Quote all of the data exactly as given. Skip every picture it contains.

[Data items]
+ + +

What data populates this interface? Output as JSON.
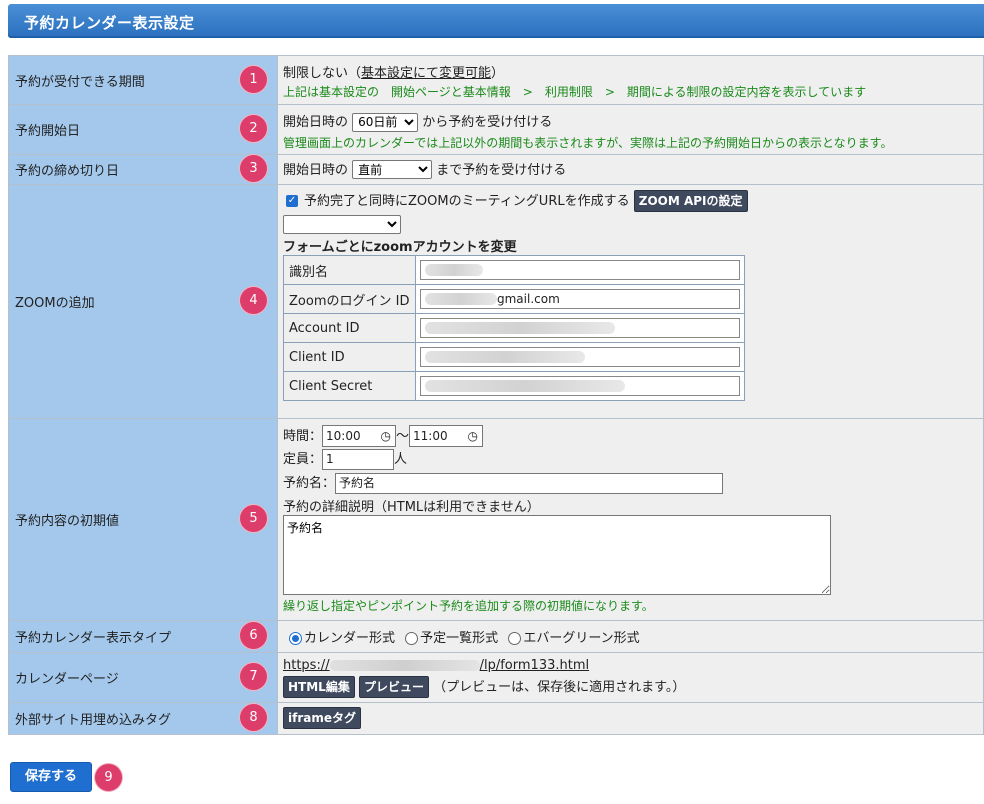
{
  "header": {
    "title": "予約カレンダー表示設定"
  },
  "rows": {
    "period": {
      "label": "予約が受付できる期間",
      "num": "1",
      "text_main": "制限しない（",
      "text_link": "基本設定にて変更可能",
      "text_end": "）",
      "note": "上記は基本設定の　開始ページと基本情報　>　利用制限　>　期間による制限の設定内容を表示しています"
    },
    "start": {
      "label": "予約開始日",
      "num": "2",
      "prefix": "開始日時の",
      "select": "60日前",
      "suffix": "から予約を受け付ける",
      "note": "管理画面上のカレンダーでは上記以外の期間も表示されますが、実際は上記の予約開始日からの表示となります。"
    },
    "deadline": {
      "label": "予約の締め切り日",
      "num": "3",
      "prefix": "開始日時の",
      "select": "直前",
      "suffix": "まで予約を受け付ける"
    },
    "zoom": {
      "label": "ZOOMの追加",
      "num": "4",
      "checkbox_label": "予約完了と同時にZOOMのミーティングURLを作成する",
      "api_button": "ZOOM APIの設定",
      "account_heading": "フォームごとにzoomアカウントを変更",
      "fields": [
        {
          "label": "識別名",
          "value": ""
        },
        {
          "label": "Zoomのログイン ID",
          "value": "gmail.com"
        },
        {
          "label": "Account ID",
          "value": ""
        },
        {
          "label": "Client ID",
          "value": ""
        },
        {
          "label": "Client Secret",
          "value": ""
        }
      ]
    },
    "defaults": {
      "label": "予約内容の初期値",
      "num": "5",
      "time_label": "時間：",
      "time_start": "10:00",
      "time_sep": "〜",
      "time_end": "11:00",
      "capacity_label": "定員：",
      "capacity_value": "1",
      "capacity_unit": "人",
      "name_label": "予約名：",
      "name_value": "予約名",
      "desc_label": "予約の詳細説明（HTMLは利用できません）",
      "desc_value": "予約名",
      "note": "繰り返し指定やピンポイント予約を追加する際の初期値になります。"
    },
    "display_type": {
      "label": "予約カレンダー表示タイプ",
      "num": "6",
      "options": [
        "カレンダー形式",
        "予定一覧形式",
        "エバーグリーン形式"
      ],
      "selected": "カレンダー形式"
    },
    "calendar_page": {
      "label": "カレンダーページ",
      "num": "7",
      "url_prefix": "https://",
      "url_suffix": "/lp/form133.html",
      "html_edit_button": "HTML編集",
      "preview_button": "プレビュー",
      "note": "（プレビューは、保存後に適用されます。）"
    },
    "embed": {
      "label": "外部サイト用埋め込みタグ",
      "num": "8",
      "iframe_button": "iframeタグ"
    }
  },
  "footer": {
    "save_button": "保存する",
    "num": "9"
  },
  "colors": {
    "accent": "#1f6fd1",
    "label_bg": "#a3c8ec",
    "badge": "#dd3d6a",
    "note_green": "#1a8a1a"
  },
  "icons": {
    "clock": "clock-icon",
    "checkbox": "checkmark-icon",
    "select": "chevron-down-icon"
  }
}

+ + +

Exercise response:
What data populates this interface? Output as JSON.
{
  "header": {
    "title": "予約カレンダー表示設定"
  },
  "rows": {
    "period": {
      "label": "予約が受付できる期間",
      "num": "1",
      "text_main": "制限しない（",
      "text_link": "基本設定にて変更可能",
      "text_end": "）",
      "note": "上記は基本設定の　開始ページと基本情報　>　利用制限　>　期間による制限の設定内容を表示しています"
    },
    "start": {
      "label": "予約開始日",
      "num": "2",
      "prefix": "開始日時の",
      "select": "60日前",
      "suffix": "から予約を受け付ける",
      "note": "管理画面上のカレンダーでは上記以外の期間も表示されますが、実際は上記の予約開始日からの表示となります。"
    },
    "deadline": {
      "label": "予約の締め切り日",
      "num": "3",
      "prefix": "開始日時の",
      "select": "直前",
      "suffix": "まで予約を受け付ける"
    },
    "zoom": {
      "label": "ZOOMの追加",
      "num": "4",
      "checkbox_label": "予約完了と同時にZOOMのミーティングURLを作成する",
      "api_button": "ZOOM APIの設定",
      "account_heading": "フォームごとにzoomアカウントを変更",
      "fields": [
        {
          "label": "識別名",
          "value": ""
        },
        {
          "label": "Zoomのログイン ID",
          "value": "gmail.com"
        },
        {
          "label": "Account ID",
          "value": ""
        },
        {
          "label": "Client ID",
          "value": ""
        },
        {
          "label": "Client Secret",
          "value": ""
        }
      ]
    },
    "defaults": {
      "label": "予約内容の初期値",
      "num": "5",
      "time_label": "時間：",
      "time_start": "10:00",
      "time_sep": "〜",
      "time_end": "11:00",
      "capacity_label": "定員：",
      "capacity_value": "1",
      "capacity_unit": "人",
      "name_label": "予約名：",
      "name_value": "予約名",
      "desc_label": "予約の詳細説明（HTMLは利用できません）",
      "desc_value": "予約名",
      "note": "繰り返し指定やピンポイント予約を追加する際の初期値になります。"
    },
    "display_type": {
      "label": "予約カレンダー表示タイプ",
      "num": "6",
      "options": [
        "カレンダー形式",
        "予定一覧形式",
        "エバーグリーン形式"
      ],
      "selected": "カレンダー形式"
    },
    "calendar_page": {
      "label": "カレンダーページ",
      "num": "7",
      "url_prefix": "https://",
      "url_suffix": "/lp/form133.html",
      "html_edit_button": "HTML編集",
      "preview_button": "プレビュー",
      "note": "（プレビューは、保存後に適用されます。）"
    },
    "embed": {
      "label": "外部サイト用埋め込みタグ",
      "num": "8",
      "iframe_button": "iframeタグ"
    }
  },
  "footer": {
    "save_button": "保存する",
    "num": "9"
  },
  "colors": {
    "accent": "#1f6fd1",
    "label_bg": "#a3c8ec",
    "badge": "#dd3d6a",
    "note_green": "#1a8a1a"
  },
  "icons": {
    "clock": "clock-icon",
    "checkbox": "checkmark-icon",
    "select": "chevron-down-icon"
  }
}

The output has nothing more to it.